═══ Dataset records

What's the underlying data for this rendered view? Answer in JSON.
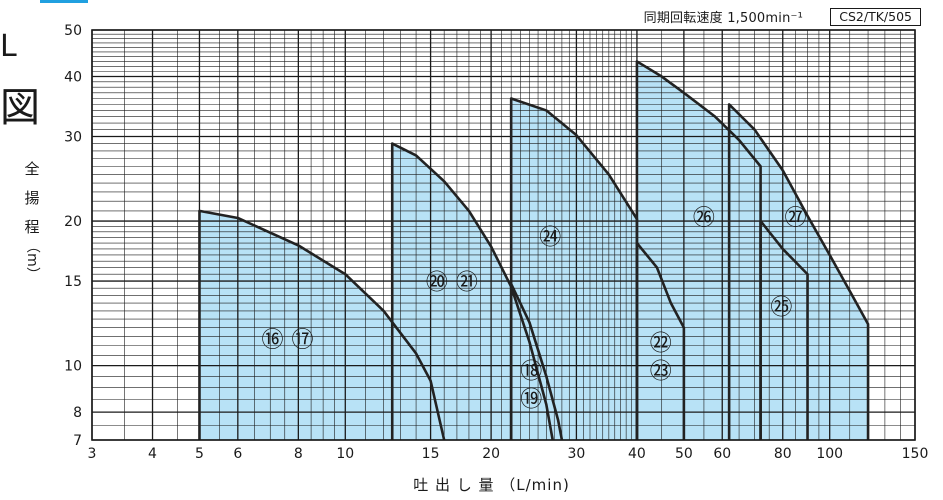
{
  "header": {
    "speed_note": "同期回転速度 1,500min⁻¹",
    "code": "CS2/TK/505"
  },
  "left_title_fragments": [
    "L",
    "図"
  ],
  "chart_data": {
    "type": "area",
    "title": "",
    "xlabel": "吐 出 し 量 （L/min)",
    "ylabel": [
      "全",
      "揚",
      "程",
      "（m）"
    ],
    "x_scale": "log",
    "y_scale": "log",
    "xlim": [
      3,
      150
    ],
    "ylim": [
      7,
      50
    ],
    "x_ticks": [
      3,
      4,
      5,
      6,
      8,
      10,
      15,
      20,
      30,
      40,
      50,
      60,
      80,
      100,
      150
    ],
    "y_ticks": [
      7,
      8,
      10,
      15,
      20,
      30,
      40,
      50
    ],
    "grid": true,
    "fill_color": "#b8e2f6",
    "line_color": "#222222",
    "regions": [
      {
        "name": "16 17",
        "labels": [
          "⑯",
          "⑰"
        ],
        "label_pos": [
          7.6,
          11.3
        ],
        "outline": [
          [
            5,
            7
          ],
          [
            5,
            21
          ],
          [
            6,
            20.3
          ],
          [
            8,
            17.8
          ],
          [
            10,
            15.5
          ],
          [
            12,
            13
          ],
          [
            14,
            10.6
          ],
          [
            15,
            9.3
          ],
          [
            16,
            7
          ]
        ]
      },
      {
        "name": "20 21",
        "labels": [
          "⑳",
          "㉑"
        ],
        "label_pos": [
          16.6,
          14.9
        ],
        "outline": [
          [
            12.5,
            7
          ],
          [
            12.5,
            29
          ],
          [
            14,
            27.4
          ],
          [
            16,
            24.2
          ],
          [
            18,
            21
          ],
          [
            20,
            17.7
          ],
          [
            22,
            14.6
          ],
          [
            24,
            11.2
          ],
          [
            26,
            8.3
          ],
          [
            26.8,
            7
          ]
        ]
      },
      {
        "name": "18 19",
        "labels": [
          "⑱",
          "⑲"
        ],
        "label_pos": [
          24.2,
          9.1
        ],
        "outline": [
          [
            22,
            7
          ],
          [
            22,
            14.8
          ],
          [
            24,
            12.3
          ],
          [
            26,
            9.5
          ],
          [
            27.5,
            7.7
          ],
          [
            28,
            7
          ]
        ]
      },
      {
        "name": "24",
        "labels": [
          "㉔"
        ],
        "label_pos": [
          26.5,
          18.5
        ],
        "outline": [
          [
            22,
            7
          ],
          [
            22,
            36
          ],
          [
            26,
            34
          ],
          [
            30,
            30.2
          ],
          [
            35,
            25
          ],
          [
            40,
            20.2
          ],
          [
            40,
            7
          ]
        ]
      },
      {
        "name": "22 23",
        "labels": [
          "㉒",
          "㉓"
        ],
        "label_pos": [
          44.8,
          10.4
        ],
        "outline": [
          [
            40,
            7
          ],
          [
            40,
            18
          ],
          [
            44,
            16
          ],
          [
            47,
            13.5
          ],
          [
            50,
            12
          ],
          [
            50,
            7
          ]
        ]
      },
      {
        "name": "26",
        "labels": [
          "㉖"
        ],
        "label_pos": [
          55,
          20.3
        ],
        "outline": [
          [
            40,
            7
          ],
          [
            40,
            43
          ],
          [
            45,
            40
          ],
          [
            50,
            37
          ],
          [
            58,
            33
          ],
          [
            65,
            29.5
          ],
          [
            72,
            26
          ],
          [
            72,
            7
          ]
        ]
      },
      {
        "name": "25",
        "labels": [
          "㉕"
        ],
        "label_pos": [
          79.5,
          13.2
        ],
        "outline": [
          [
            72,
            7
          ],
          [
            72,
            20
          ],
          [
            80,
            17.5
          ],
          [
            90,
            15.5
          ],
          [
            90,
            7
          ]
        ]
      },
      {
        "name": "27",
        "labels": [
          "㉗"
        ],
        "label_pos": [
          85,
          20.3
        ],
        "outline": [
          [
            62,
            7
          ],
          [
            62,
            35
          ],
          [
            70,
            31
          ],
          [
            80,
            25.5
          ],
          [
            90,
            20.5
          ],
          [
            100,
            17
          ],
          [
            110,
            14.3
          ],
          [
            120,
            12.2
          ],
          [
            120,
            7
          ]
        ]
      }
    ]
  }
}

══════

Take the entries shown above and quote them verbatim, passing over the pictures.

What's the underlying data for this rendered view? Answer in JSON.
{
  "header": {
    "speed_note": "同期回転速度 1,500min⁻¹",
    "code": "CS2/TK/505"
  },
  "left_title_fragments": [
    "L",
    "図"
  ],
  "chart_data": {
    "type": "area",
    "title": "",
    "xlabel": "吐 出 し 量 （L/min)",
    "ylabel": [
      "全",
      "揚",
      "程",
      "（m）"
    ],
    "x_scale": "log",
    "y_scale": "log",
    "xlim": [
      3,
      150
    ],
    "ylim": [
      7,
      50
    ],
    "x_ticks": [
      3,
      4,
      5,
      6,
      8,
      10,
      15,
      20,
      30,
      40,
      50,
      60,
      80,
      100,
      150
    ],
    "y_ticks": [
      7,
      8,
      10,
      15,
      20,
      30,
      40,
      50
    ],
    "grid": true,
    "fill_color": "#b8e2f6",
    "line_color": "#222222",
    "regions": [
      {
        "name": "16 17",
        "labels": [
          "⑯",
          "⑰"
        ],
        "label_pos": [
          7.6,
          11.3
        ],
        "outline": [
          [
            5,
            7
          ],
          [
            5,
            21
          ],
          [
            6,
            20.3
          ],
          [
            8,
            17.8
          ],
          [
            10,
            15.5
          ],
          [
            12,
            13
          ],
          [
            14,
            10.6
          ],
          [
            15,
            9.3
          ],
          [
            16,
            7
          ]
        ]
      },
      {
        "name": "20 21",
        "labels": [
          "⑳",
          "㉑"
        ],
        "label_pos": [
          16.6,
          14.9
        ],
        "outline": [
          [
            12.5,
            7
          ],
          [
            12.5,
            29
          ],
          [
            14,
            27.4
          ],
          [
            16,
            24.2
          ],
          [
            18,
            21
          ],
          [
            20,
            17.7
          ],
          [
            22,
            14.6
          ],
          [
            24,
            11.2
          ],
          [
            26,
            8.3
          ],
          [
            26.8,
            7
          ]
        ]
      },
      {
        "name": "18 19",
        "labels": [
          "⑱",
          "⑲"
        ],
        "label_pos": [
          24.2,
          9.1
        ],
        "outline": [
          [
            22,
            7
          ],
          [
            22,
            14.8
          ],
          [
            24,
            12.3
          ],
          [
            26,
            9.5
          ],
          [
            27.5,
            7.7
          ],
          [
            28,
            7
          ]
        ]
      },
      {
        "name": "24",
        "labels": [
          "㉔"
        ],
        "label_pos": [
          26.5,
          18.5
        ],
        "outline": [
          [
            22,
            7
          ],
          [
            22,
            36
          ],
          [
            26,
            34
          ],
          [
            30,
            30.2
          ],
          [
            35,
            25
          ],
          [
            40,
            20.2
          ],
          [
            40,
            7
          ]
        ]
      },
      {
        "name": "22 23",
        "labels": [
          "㉒",
          "㉓"
        ],
        "label_pos": [
          44.8,
          10.4
        ],
        "outline": [
          [
            40,
            7
          ],
          [
            40,
            18
          ],
          [
            44,
            16
          ],
          [
            47,
            13.5
          ],
          [
            50,
            12
          ],
          [
            50,
            7
          ]
        ]
      },
      {
        "name": "26",
        "labels": [
          "㉖"
        ],
        "label_pos": [
          55,
          20.3
        ],
        "outline": [
          [
            40,
            7
          ],
          [
            40,
            43
          ],
          [
            45,
            40
          ],
          [
            50,
            37
          ],
          [
            58,
            33
          ],
          [
            65,
            29.5
          ],
          [
            72,
            26
          ],
          [
            72,
            7
          ]
        ]
      },
      {
        "name": "25",
        "labels": [
          "㉕"
        ],
        "label_pos": [
          79.5,
          13.2
        ],
        "outline": [
          [
            72,
            7
          ],
          [
            72,
            20
          ],
          [
            80,
            17.5
          ],
          [
            90,
            15.5
          ],
          [
            90,
            7
          ]
        ]
      },
      {
        "name": "27",
        "labels": [
          "㉗"
        ],
        "label_pos": [
          85,
          20.3
        ],
        "outline": [
          [
            62,
            7
          ],
          [
            62,
            35
          ],
          [
            70,
            31
          ],
          [
            80,
            25.5
          ],
          [
            90,
            20.5
          ],
          [
            100,
            17
          ],
          [
            110,
            14.3
          ],
          [
            120,
            12.2
          ],
          [
            120,
            7
          ]
        ]
      }
    ]
  }
}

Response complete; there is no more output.